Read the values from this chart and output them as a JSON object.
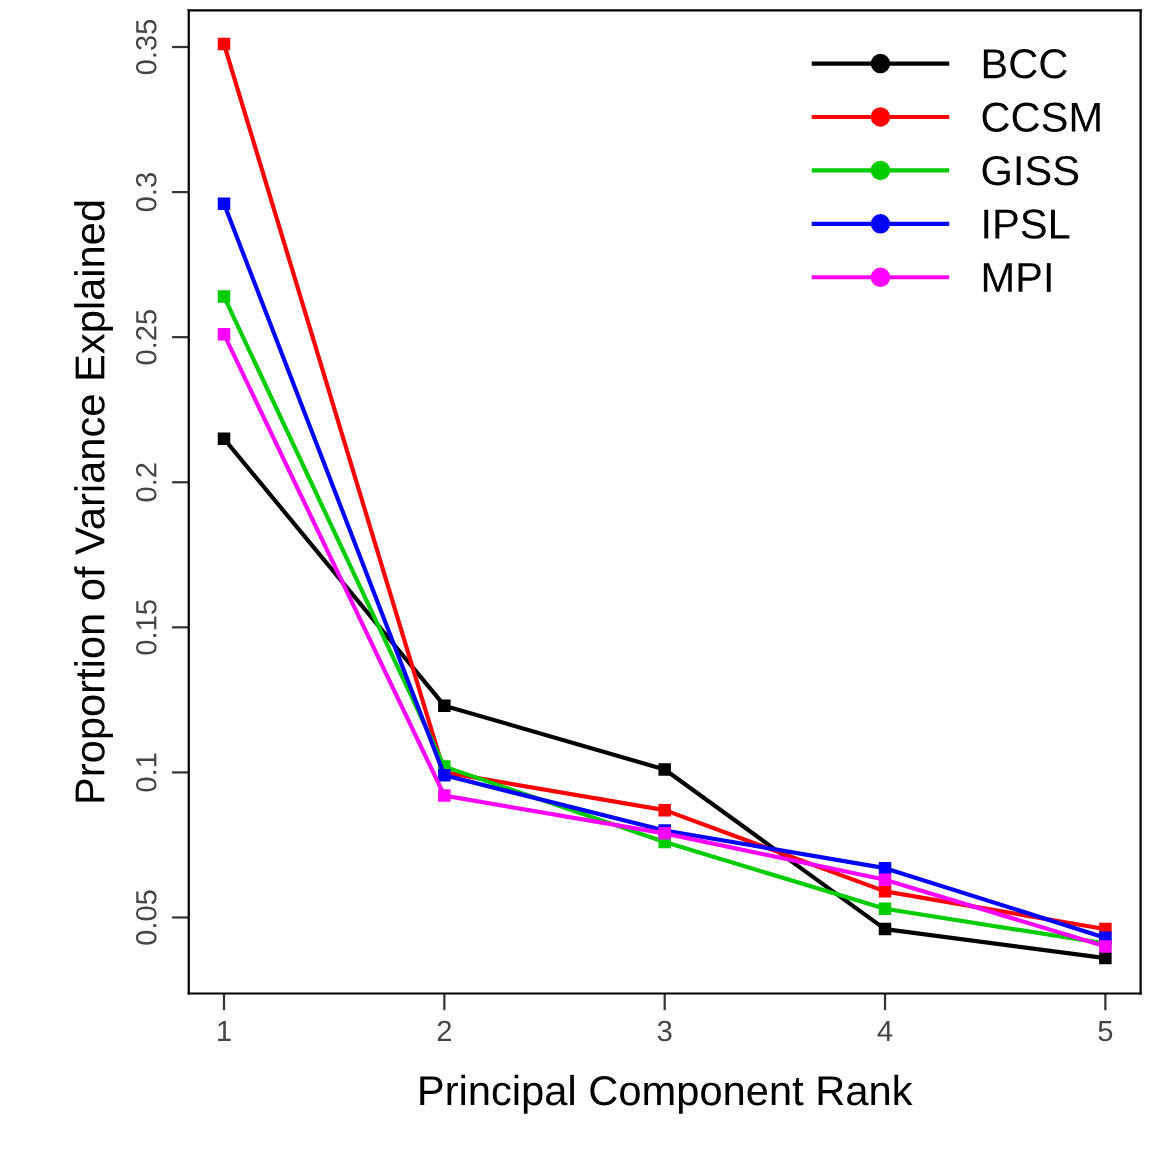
{
  "chart_data": {
    "type": "line",
    "xlabel": "Principal Component Rank",
    "ylabel": "Proportion of Variance Explained",
    "x": [
      1,
      2,
      3,
      4,
      5
    ],
    "xlim": [
      0.84,
      5.16
    ],
    "xticks": [
      1,
      2,
      3,
      4,
      5
    ],
    "ylim": [
      0.0238,
      0.3626
    ],
    "yticks": [
      0.05,
      0.1,
      0.15,
      0.2,
      0.25,
      0.3,
      0.35
    ],
    "marker": "square",
    "line_style": "solid",
    "grid": false,
    "legend": "top right",
    "series": [
      {
        "name": "BCC",
        "color": "#000000",
        "values": [
          0.215,
          0.123,
          0.101,
          0.046,
          0.036
        ]
      },
      {
        "name": "CCSM",
        "color": "#ff0000",
        "values": [
          0.351,
          0.1,
          0.087,
          0.059,
          0.046
        ]
      },
      {
        "name": "GISS",
        "color": "#00cd00",
        "values": [
          0.264,
          0.102,
          0.076,
          0.053,
          0.041
        ]
      },
      {
        "name": "IPSL",
        "color": "#0000ff",
        "values": [
          0.296,
          0.099,
          0.08,
          0.067,
          0.043
        ]
      },
      {
        "name": "MPI",
        "color": "#ff00ff",
        "values": [
          0.251,
          0.092,
          0.079,
          0.063,
          0.04
        ]
      }
    ]
  }
}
====================
* Exercise
Will you set down the records word for word while leaving out every picture?

* Exercise output
Read the values from this chart and output them as a JSON object.
{
  "chart_data": {
    "type": "line",
    "xlabel": "Principal Component Rank",
    "ylabel": "Proportion of Variance Explained",
    "x": [
      1,
      2,
      3,
      4,
      5
    ],
    "xlim": [
      0.84,
      5.16
    ],
    "xticks": [
      1,
      2,
      3,
      4,
      5
    ],
    "ylim": [
      0.0238,
      0.3626
    ],
    "yticks": [
      0.05,
      0.1,
      0.15,
      0.2,
      0.25,
      0.3,
      0.35
    ],
    "marker": "square",
    "line_style": "solid",
    "grid": false,
    "legend": "top right",
    "series": [
      {
        "name": "BCC",
        "color": "#000000",
        "values": [
          0.215,
          0.123,
          0.101,
          0.046,
          0.036
        ]
      },
      {
        "name": "CCSM",
        "color": "#ff0000",
        "values": [
          0.351,
          0.1,
          0.087,
          0.059,
          0.046
        ]
      },
      {
        "name": "GISS",
        "color": "#00cd00",
        "values": [
          0.264,
          0.102,
          0.076,
          0.053,
          0.041
        ]
      },
      {
        "name": "IPSL",
        "color": "#0000ff",
        "values": [
          0.296,
          0.099,
          0.08,
          0.067,
          0.043
        ]
      },
      {
        "name": "MPI",
        "color": "#ff00ff",
        "values": [
          0.251,
          0.092,
          0.079,
          0.063,
          0.04
        ]
      }
    ]
  }
}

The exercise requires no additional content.